**Stated exercise:**
Return the lines where the word "rosenbergi" occurs.

**Supplied data:**

□ □ □

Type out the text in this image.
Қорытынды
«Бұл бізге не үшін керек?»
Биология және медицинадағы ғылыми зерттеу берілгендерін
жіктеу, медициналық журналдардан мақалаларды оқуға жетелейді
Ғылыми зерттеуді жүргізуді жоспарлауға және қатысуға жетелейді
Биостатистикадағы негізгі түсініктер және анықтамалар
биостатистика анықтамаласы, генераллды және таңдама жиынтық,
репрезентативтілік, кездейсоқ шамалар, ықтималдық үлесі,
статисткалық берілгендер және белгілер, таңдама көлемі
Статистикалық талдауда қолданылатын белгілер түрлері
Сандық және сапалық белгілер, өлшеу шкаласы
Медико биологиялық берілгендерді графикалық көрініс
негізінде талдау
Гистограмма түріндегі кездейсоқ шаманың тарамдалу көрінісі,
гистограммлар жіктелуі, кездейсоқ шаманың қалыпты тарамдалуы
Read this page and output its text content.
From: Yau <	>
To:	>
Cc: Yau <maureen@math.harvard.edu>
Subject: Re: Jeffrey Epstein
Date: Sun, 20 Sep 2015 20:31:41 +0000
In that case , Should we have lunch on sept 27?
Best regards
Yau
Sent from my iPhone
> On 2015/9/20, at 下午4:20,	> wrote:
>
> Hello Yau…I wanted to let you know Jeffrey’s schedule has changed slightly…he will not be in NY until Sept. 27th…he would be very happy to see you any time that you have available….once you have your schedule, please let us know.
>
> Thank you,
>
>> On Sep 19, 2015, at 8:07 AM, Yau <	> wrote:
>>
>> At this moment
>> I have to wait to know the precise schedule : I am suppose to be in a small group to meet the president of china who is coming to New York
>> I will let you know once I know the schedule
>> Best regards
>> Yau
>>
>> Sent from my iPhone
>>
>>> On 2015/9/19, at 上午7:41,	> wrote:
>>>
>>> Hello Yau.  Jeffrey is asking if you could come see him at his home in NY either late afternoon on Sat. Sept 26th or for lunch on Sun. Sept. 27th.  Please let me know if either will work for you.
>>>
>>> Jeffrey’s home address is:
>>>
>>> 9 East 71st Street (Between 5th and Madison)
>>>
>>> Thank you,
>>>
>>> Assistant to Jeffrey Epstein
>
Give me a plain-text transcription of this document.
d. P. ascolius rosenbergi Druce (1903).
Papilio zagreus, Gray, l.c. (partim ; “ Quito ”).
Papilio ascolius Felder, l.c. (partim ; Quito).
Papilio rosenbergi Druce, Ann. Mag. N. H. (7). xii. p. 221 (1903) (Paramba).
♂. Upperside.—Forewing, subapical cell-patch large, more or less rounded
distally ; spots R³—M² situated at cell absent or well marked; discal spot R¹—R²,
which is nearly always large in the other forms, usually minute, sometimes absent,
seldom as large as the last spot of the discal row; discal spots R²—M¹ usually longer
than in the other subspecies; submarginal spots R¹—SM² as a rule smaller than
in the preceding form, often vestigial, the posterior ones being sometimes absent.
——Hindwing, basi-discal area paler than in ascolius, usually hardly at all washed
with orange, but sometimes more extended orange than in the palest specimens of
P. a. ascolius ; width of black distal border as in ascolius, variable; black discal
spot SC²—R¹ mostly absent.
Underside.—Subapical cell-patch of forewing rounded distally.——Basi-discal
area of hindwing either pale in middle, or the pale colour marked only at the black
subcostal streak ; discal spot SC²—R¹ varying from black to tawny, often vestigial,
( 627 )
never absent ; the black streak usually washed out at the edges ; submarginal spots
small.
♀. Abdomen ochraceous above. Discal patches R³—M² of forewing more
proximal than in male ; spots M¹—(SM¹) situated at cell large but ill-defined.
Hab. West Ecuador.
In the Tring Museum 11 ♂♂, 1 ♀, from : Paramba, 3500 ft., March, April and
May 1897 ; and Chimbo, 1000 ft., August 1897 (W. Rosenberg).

□ □ □

**The completed task:**
d. P. ascolius rosenbergi Druce (1903).
Papilio rosenbergi Druce, Ann. Mag. N. H. (7). xii. p. 221 (1903) (Paramba).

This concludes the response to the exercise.